### TO BE DONE
All of the entries need to be written out again, exactly as they are.

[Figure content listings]
··········

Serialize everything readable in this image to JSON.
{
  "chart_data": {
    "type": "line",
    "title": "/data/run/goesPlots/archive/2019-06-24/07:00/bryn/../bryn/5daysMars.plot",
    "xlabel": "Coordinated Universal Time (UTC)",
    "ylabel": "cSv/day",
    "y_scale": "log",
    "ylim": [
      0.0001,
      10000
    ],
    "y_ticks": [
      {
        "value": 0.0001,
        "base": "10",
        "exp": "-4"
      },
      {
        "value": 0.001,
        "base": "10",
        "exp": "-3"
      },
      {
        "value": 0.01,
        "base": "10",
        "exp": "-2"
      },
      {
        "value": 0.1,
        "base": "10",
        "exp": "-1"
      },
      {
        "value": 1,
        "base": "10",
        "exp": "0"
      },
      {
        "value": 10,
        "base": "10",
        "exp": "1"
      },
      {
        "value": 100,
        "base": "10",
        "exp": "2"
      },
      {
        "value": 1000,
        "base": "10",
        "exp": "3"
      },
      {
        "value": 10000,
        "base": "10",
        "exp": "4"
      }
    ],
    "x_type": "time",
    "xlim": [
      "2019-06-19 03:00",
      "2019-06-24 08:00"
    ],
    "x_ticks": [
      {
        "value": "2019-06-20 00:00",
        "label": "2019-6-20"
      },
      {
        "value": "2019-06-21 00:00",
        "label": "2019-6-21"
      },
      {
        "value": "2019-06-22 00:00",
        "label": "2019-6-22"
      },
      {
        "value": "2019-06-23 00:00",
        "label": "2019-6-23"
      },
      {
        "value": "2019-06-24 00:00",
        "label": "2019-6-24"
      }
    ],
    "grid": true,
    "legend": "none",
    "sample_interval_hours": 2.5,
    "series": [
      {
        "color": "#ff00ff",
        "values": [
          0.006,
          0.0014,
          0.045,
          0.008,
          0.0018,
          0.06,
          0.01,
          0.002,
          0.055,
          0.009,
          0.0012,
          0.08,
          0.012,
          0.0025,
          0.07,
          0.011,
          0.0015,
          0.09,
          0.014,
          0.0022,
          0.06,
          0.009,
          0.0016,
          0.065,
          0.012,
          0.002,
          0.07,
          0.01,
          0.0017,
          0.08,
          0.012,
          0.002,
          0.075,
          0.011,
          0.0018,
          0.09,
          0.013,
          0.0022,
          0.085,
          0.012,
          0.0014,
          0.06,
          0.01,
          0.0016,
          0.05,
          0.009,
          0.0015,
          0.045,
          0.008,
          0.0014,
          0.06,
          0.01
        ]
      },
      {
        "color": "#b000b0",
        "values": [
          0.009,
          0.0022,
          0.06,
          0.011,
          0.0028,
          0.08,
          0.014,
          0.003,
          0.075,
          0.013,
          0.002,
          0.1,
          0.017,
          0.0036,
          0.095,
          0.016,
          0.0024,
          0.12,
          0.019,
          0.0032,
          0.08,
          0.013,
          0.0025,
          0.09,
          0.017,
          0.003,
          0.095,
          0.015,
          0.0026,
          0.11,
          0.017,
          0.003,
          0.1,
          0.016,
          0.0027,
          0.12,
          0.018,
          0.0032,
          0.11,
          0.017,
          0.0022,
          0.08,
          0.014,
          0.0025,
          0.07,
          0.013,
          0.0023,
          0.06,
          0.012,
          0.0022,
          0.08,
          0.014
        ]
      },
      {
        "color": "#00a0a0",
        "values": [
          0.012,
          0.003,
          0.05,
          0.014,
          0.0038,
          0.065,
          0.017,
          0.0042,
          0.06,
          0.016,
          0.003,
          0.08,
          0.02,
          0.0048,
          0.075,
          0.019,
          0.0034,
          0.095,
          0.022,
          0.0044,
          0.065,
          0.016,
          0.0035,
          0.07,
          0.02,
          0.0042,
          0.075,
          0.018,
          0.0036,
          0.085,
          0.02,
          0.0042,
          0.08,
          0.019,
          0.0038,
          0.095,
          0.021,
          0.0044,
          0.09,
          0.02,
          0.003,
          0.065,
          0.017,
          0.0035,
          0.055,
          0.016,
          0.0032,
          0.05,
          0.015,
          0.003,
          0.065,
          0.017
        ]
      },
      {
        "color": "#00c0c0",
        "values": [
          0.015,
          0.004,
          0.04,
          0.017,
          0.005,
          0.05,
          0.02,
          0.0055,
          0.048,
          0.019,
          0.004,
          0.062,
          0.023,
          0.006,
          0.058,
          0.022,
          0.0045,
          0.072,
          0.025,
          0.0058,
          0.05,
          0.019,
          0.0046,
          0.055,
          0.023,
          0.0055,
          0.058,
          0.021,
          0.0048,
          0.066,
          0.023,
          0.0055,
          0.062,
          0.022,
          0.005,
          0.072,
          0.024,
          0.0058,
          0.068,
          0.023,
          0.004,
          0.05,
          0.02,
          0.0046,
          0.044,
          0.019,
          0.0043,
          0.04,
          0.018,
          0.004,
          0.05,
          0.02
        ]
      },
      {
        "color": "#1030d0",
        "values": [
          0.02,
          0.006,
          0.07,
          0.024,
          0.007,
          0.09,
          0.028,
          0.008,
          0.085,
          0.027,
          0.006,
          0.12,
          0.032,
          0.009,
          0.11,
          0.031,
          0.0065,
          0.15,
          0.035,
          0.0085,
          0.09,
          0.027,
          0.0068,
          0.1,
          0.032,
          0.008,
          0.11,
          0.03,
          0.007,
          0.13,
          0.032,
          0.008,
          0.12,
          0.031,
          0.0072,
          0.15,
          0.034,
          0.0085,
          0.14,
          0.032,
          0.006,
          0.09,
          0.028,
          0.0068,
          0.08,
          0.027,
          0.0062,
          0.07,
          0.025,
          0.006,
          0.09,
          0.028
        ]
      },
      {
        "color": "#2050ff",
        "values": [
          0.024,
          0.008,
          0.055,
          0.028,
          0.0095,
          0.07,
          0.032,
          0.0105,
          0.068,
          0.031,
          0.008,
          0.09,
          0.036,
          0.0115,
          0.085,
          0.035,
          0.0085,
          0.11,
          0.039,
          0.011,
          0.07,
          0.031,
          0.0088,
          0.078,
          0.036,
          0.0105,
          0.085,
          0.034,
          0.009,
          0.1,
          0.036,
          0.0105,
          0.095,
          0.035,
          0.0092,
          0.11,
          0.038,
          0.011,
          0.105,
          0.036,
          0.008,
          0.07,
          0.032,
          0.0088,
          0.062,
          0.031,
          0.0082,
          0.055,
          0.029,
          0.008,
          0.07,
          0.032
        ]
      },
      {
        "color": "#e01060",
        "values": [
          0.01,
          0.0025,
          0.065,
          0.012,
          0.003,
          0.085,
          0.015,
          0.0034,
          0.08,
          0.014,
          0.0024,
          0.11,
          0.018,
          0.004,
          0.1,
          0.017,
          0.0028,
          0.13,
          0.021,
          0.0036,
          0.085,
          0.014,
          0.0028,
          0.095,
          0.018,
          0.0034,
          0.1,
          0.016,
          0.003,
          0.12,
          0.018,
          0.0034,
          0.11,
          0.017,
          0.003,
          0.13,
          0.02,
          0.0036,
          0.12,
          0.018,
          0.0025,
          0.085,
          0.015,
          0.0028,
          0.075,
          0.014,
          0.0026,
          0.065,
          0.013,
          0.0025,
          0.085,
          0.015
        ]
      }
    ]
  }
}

··········

### PROBLEM SOLUTION
Serialize everything readable in this image to JSON.
{
  "chart_data": {
    "type": "line",
    "title": "/data/run/goesPlots/archive/2019-06-24/07:00/bryn/../bryn/5daysMars.plot",
    "xlabel": "Coordinated Universal Time (UTC)",
    "ylabel": "cSv/day",
    "y_scale": "log",
    "ylim": [
      0.0001,
      10000
    ],
    "y_ticks": [
      {
        "value": 0.0001,
        "base": "10",
        "exp": "-4"
      },
      {
        "value": 0.001,
        "base": "10",
        "exp": "-3"
      },
      {
        "value": 0.01,
        "base": "10",
        "exp": "-2"
      },
      {
        "value": 0.1,
        "base": "10",
        "exp": "-1"
      },
      {
        "value": 1,
        "base": "10",
        "exp": "0"
      },
      {
        "value": 10,
        "base": "10",
        "exp": "1"
      },
      {
        "value": 100,
        "base": "10",
        "exp": "2"
      },
      {
        "value": 1000,
        "base": "10",
        "exp": "3"
      },
      {
        "value": 10000,
        "base": "10",
        "exp": "4"
      }
    ],
    "x_type": "time",
    "xlim": [
      "2019-06-19 03:00",
      "2019-06-24 08:00"
    ],
    "x_ticks": [
      {
        "value": "2019-06-20 00:00",
        "label": "2019-6-20"
      },
      {
        "value": "2019-06-21 00:00",
        "label": "2019-6-21"
      },
      {
        "value": "2019-06-22 00:00",
        "label": "2019-6-22"
      },
      {
        "value": "2019-06-23 00:00",
        "label": "2019-6-23"
      },
      {
        "value": "2019-06-24 00:00",
        "label": "2019-6-24"
      }
    ],
    "grid": true,
    "legend": "none",
    "sample_interval_hours": 2.5,
    "series": [
      {
        "color": "#ff00ff",
        "values": [
          0.006,
          0.0014,
          0.045,
          0.008,
          0.0018,
          0.06,
          0.01,
          0.002,
          0.055,
          0.009,
          0.0012,
          0.08,
          0.012,
          0.0025,
          0.07,
          0.011,
          0.0015,
          0.09,
          0.014,
          0.0022,
          0.06,
          0.009,
          0.0016,
          0.065,
          0.012,
          0.002,
          0.07,
          0.01,
          0.0017,
          0.08,
          0.012,
          0.002,
          0.075,
          0.011,
          0.0018,
          0.09,
          0.013,
          0.0022,
          0.085,
          0.012,
          0.0014,
          0.06,
          0.01,
          0.0016,
          0.05,
          0.009,
          0.0015,
          0.045,
          0.008,
          0.0014,
          0.06,
          0.01
        ]
      },
      {
        "color": "#b000b0",
        "values": [
          0.009,
          0.0022,
          0.06,
          0.011,
          0.0028,
          0.08,
          0.014,
          0.003,
          0.075,
          0.013,
          0.002,
          0.1,
          0.017,
          0.0036,
          0.095,
          0.016,
          0.0024,
          0.12,
          0.019,
          0.0032,
          0.08,
          0.013,
          0.0025,
          0.09,
          0.017,
          0.003,
          0.095,
          0.015,
          0.0026,
          0.11,
          0.017,
          0.003,
          0.1,
          0.016,
          0.0027,
          0.12,
          0.018,
          0.0032,
          0.11,
          0.017,
          0.0022,
          0.08,
          0.014,
          0.0025,
          0.07,
          0.013,
          0.0023,
          0.06,
          0.012,
          0.0022,
          0.08,
          0.014
        ]
      },
      {
        "color": "#00a0a0",
        "values": [
          0.012,
          0.003,
          0.05,
          0.014,
          0.0038,
          0.065,
          0.017,
          0.0042,
          0.06,
          0.016,
          0.003,
          0.08,
          0.02,
          0.0048,
          0.075,
          0.019,
          0.0034,
          0.095,
          0.022,
          0.0044,
          0.065,
          0.016,
          0.0035,
          0.07,
          0.02,
          0.0042,
          0.075,
          0.018,
          0.0036,
          0.085,
          0.02,
          0.0042,
          0.08,
          0.019,
          0.0038,
          0.095,
          0.021,
          0.0044,
          0.09,
          0.02,
          0.003,
          0.065,
          0.017,
          0.0035,
          0.055,
          0.016,
          0.0032,
          0.05,
          0.015,
          0.003,
          0.065,
          0.017
        ]
      },
      {
        "color": "#00c0c0",
        "values": [
          0.015,
          0.004,
          0.04,
          0.017,
          0.005,
          0.05,
          0.02,
          0.0055,
          0.048,
          0.019,
          0.004,
          0.062,
          0.023,
          0.006,
          0.058,
          0.022,
          0.0045,
          0.072,
          0.025,
          0.0058,
          0.05,
          0.019,
          0.0046,
          0.055,
          0.023,
          0.0055,
          0.058,
          0.021,
          0.0048,
          0.066,
          0.023,
          0.0055,
          0.062,
          0.022,
          0.005,
          0.072,
          0.024,
          0.0058,
          0.068,
          0.023,
          0.004,
          0.05,
          0.02,
          0.0046,
          0.044,
          0.019,
          0.0043,
          0.04,
          0.018,
          0.004,
          0.05,
          0.02
        ]
      },
      {
        "color": "#1030d0",
        "values": [
          0.02,
          0.006,
          0.07,
          0.024,
          0.007,
          0.09,
          0.028,
          0.008,
          0.085,
          0.027,
          0.006,
          0.12,
          0.032,
          0.009,
          0.11,
          0.031,
          0.0065,
          0.15,
          0.035,
          0.0085,
          0.09,
          0.027,
          0.0068,
          0.1,
          0.032,
          0.008,
          0.11,
          0.03,
          0.007,
          0.13,
          0.032,
          0.008,
          0.12,
          0.031,
          0.0072,
          0.15,
          0.034,
          0.0085,
          0.14,
          0.032,
          0.006,
          0.09,
          0.028,
          0.0068,
          0.08,
          0.027,
          0.0062,
          0.07,
          0.025,
          0.006,
          0.09,
          0.028
        ]
      },
      {
        "color": "#2050ff",
        "values": [
          0.024,
          0.008,
          0.055,
          0.028,
          0.0095,
          0.07,
          0.032,
          0.0105,
          0.068,
          0.031,
          0.008,
          0.09,
          0.036,
          0.0115,
          0.085,
          0.035,
          0.0085,
          0.11,
          0.039,
          0.011,
          0.07,
          0.031,
          0.0088,
          0.078,
          0.036,
          0.0105,
          0.085,
          0.034,
          0.009,
          0.1,
          0.036,
          0.0105,
          0.095,
          0.035,
          0.0092,
          0.11,
          0.038,
          0.011,
          0.105,
          0.036,
          0.008,
          0.07,
          0.032,
          0.0088,
          0.062,
          0.031,
          0.0082,
          0.055,
          0.029,
          0.008,
          0.07,
          0.032
        ]
      },
      {
        "color": "#e01060",
        "values": [
          0.01,
          0.0025,
          0.065,
          0.012,
          0.003,
          0.085,
          0.015,
          0.0034,
          0.08,
          0.014,
          0.0024,
          0.11,
          0.018,
          0.004,
          0.1,
          0.017,
          0.0028,
          0.13,
          0.021,
          0.0036,
          0.085,
          0.014,
          0.0028,
          0.095,
          0.018,
          0.0034,
          0.1,
          0.016,
          0.003,
          0.12,
          0.018,
          0.0034,
          0.11,
          0.017,
          0.003,
          0.13,
          0.02,
          0.0036,
          0.12,
          0.018,
          0.0025,
          0.085,
          0.015,
          0.0028,
          0.075,
          0.014,
          0.0026,
          0.065,
          0.013,
          0.0025,
          0.085,
          0.015
        ]
      }
    ]
  }
}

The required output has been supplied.